* [Aim]:
Give all the lines below again, exactly, with no pictures.

····················

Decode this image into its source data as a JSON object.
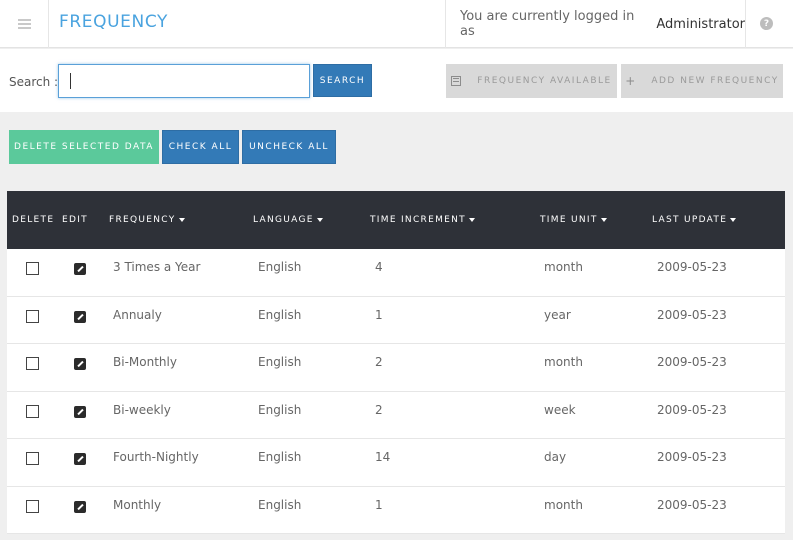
{
  "header": {
    "title": "FREQUENCY",
    "login_text": "You are currently logged in as",
    "user": "Administrator",
    "help_glyph": "?"
  },
  "search": {
    "label": "Search :",
    "value": "",
    "button_label": "SEARCH"
  },
  "toolbar": {
    "frequency_available_label": "FREQUENCY AVAILABLE",
    "add_new_label": "ADD NEW FREQUENCY",
    "add_glyph": "+"
  },
  "actions": {
    "delete_selected_label": "DELETE SELECTED DATA",
    "check_all_label": "CHECK ALL",
    "uncheck_all_label": "UNCHECK ALL"
  },
  "table": {
    "columns": {
      "delete": "DELETE",
      "edit": "EDIT",
      "frequency": "FREQUENCY",
      "language": "LANGUAGE",
      "time_increment": "TIME INCREMENT",
      "time_unit": "TIME UNIT",
      "last_update": "LAST UPDATE"
    },
    "rows": [
      {
        "frequency": "3 Times a Year",
        "language": "English",
        "time_increment": "4",
        "time_unit": "month",
        "last_update": "2009-05-23"
      },
      {
        "frequency": "Annualy",
        "language": "English",
        "time_increment": "1",
        "time_unit": "year",
        "last_update": "2009-05-23"
      },
      {
        "frequency": "Bi-Monthly",
        "language": "English",
        "time_increment": "2",
        "time_unit": "month",
        "last_update": "2009-05-23"
      },
      {
        "frequency": "Bi-weekly",
        "language": "English",
        "time_increment": "2",
        "time_unit": "week",
        "last_update": "2009-05-23"
      },
      {
        "frequency": "Fourth-Nightly",
        "language": "English",
        "time_increment": "14",
        "time_unit": "day",
        "last_update": "2009-05-23"
      },
      {
        "frequency": "Monthly",
        "language": "English",
        "time_increment": "1",
        "time_unit": "month",
        "last_update": "2009-05-23"
      }
    ]
  },
  "colors": {
    "accent": "#4aa3df",
    "primary_button": "#337ab7",
    "delete_button": "#5bc99b",
    "table_header": "#2e3138"
  }
}
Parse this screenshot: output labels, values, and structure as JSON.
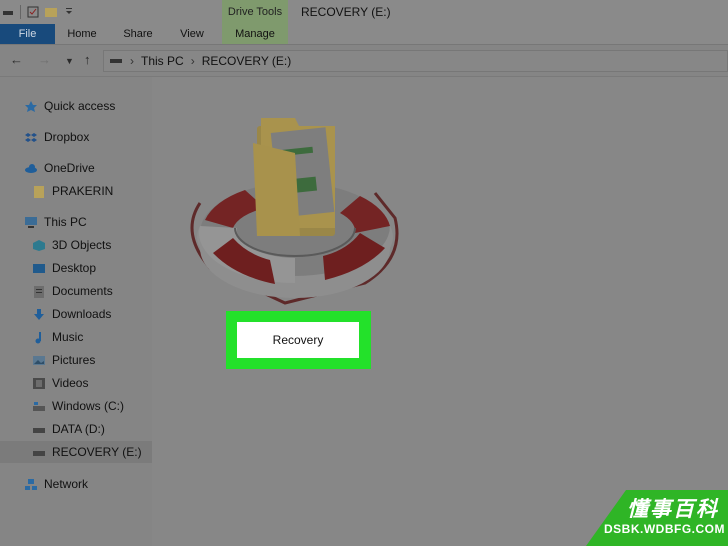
{
  "title_bar": {
    "context_tab": "Drive Tools",
    "window_title": "RECOVERY (E:)"
  },
  "ribbon": {
    "tabs": [
      "File",
      "Home",
      "Share",
      "View",
      "Manage"
    ]
  },
  "address_bar": {
    "path": [
      "This PC",
      "RECOVERY (E:)"
    ]
  },
  "sidebar": {
    "items": [
      {
        "label": "Quick access",
        "icon": "star-icon"
      },
      {
        "label": "Dropbox",
        "icon": "dropbox-icon"
      },
      {
        "label": "OneDrive",
        "icon": "cloud-icon"
      },
      {
        "label": "PRAKERIN",
        "icon": "folder-icon"
      },
      {
        "label": "This PC",
        "icon": "computer-icon"
      },
      {
        "label": "3D Objects",
        "icon": "cube-icon"
      },
      {
        "label": "Desktop",
        "icon": "desktop-icon"
      },
      {
        "label": "Documents",
        "icon": "documents-icon"
      },
      {
        "label": "Downloads",
        "icon": "download-icon"
      },
      {
        "label": "Music",
        "icon": "music-icon"
      },
      {
        "label": "Pictures",
        "icon": "pictures-icon"
      },
      {
        "label": "Videos",
        "icon": "videos-icon"
      },
      {
        "label": "Windows (C:)",
        "icon": "windows-drive-icon"
      },
      {
        "label": "DATA (D:)",
        "icon": "drive-icon"
      },
      {
        "label": "RECOVERY (E:)",
        "icon": "drive-icon"
      },
      {
        "label": "Network",
        "icon": "network-icon"
      }
    ],
    "selected": "RECOVERY (E:)"
  },
  "content": {
    "folder_label": "Recovery",
    "highlight_color": "#23e12a"
  },
  "watermark": {
    "brand_cn": "懂事百科",
    "url": "DSBK.WDBFG.COM"
  },
  "colors": {
    "file_tab": "#184a7c",
    "drive_tools": "#7f9a6d",
    "watermark_green": "#2fb526"
  }
}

····················

* [The reply]:
Decode this image into its source data as a JSON object.
{
  "header": {
    "title": "FREQUENCY",
    "login_text": "You are currently logged in as",
    "user": "Administrator",
    "help_glyph": "?"
  },
  "search": {
    "label": "Search :",
    "value": "",
    "button_label": "SEARCH"
  },
  "toolbar": {
    "frequency_available_label": "FREQUENCY AVAILABLE",
    "add_new_label": "ADD NEW FREQUENCY",
    "add_glyph": "+"
  },
  "actions": {
    "delete_selected_label": "DELETE SELECTED DATA",
    "check_all_label": "CHECK ALL",
    "uncheck_all_label": "UNCHECK ALL"
  },
  "table": {
    "columns": {
      "delete": "DELETE",
      "edit": "EDIT",
      "frequency": "FREQUENCY",
      "language": "LANGUAGE",
      "time_increment": "TIME INCREMENT",
      "time_unit": "TIME UNIT",
      "last_update": "LAST UPDATE"
    },
    "rows": [
      {
        "frequency": "3 Times a Year",
        "language": "English",
        "time_increment": "4",
        "time_unit": "month",
        "last_update": "2009-05-23"
      },
      {
        "frequency": "Annualy",
        "language": "English",
        "time_increment": "1",
        "time_unit": "year",
        "last_update": "2009-05-23"
      },
      {
        "frequency": "Bi-Monthly",
        "language": "English",
        "time_increment": "2",
        "time_unit": "month",
        "last_update": "2009-05-23"
      },
      {
        "frequency": "Bi-weekly",
        "language": "English",
        "time_increment": "2",
        "time_unit": "week",
        "last_update": "2009-05-23"
      },
      {
        "frequency": "Fourth-Nightly",
        "language": "English",
        "time_increment": "14",
        "time_unit": "day",
        "last_update": "2009-05-23"
      },
      {
        "frequency": "Monthly",
        "language": "English",
        "time_increment": "1",
        "time_unit": "month",
        "last_update": "2009-05-23"
      }
    ]
  },
  "colors": {
    "accent": "#4aa3df",
    "primary_button": "#337ab7",
    "delete_button": "#5bc99b",
    "table_header": "#2e3138"
  }
}
Parse this screenshot: output labels, values, and structure as JSON.
{
  "title_bar": {
    "context_tab": "Drive Tools",
    "window_title": "RECOVERY (E:)"
  },
  "ribbon": {
    "tabs": [
      "File",
      "Home",
      "Share",
      "View",
      "Manage"
    ]
  },
  "address_bar": {
    "path": [
      "This PC",
      "RECOVERY (E:)"
    ]
  },
  "sidebar": {
    "items": [
      {
        "label": "Quick access",
        "icon": "star-icon"
      },
      {
        "label": "Dropbox",
        "icon": "dropbox-icon"
      },
      {
        "label": "OneDrive",
        "icon": "cloud-icon"
      },
      {
        "label": "PRAKERIN",
        "icon": "folder-icon"
      },
      {
        "label": "This PC",
        "icon": "computer-icon"
      },
      {
        "label": "3D Objects",
        "icon": "cube-icon"
      },
      {
        "label": "Desktop",
        "icon": "desktop-icon"
      },
      {
        "label": "Documents",
        "icon": "documents-icon"
      },
      {
        "label": "Downloads",
        "icon": "download-icon"
      },
      {
        "label": "Music",
        "icon": "music-icon"
      },
      {
        "label": "Pictures",
        "icon": "pictures-icon"
      },
      {
        "label": "Videos",
        "icon": "videos-icon"
      },
      {
        "label": "Windows (C:)",
        "icon": "windows-drive-icon"
      },
      {
        "label": "DATA (D:)",
        "icon": "drive-icon"
      },
      {
        "label": "RECOVERY (E:)",
        "icon": "drive-icon"
      },
      {
        "label": "Network",
        "icon": "network-icon"
      }
    ],
    "selected": "RECOVERY (E:)"
  },
  "content": {
    "folder_label": "Recovery",
    "highlight_color": "#23e12a"
  },
  "watermark": {
    "brand_cn": "懂事百科",
    "url": "DSBK.WDBFG.COM"
  },
  "colors": {
    "file_tab": "#184a7c",
    "drive_tools": "#7f9a6d",
    "watermark_green": "#2fb526"
  }
}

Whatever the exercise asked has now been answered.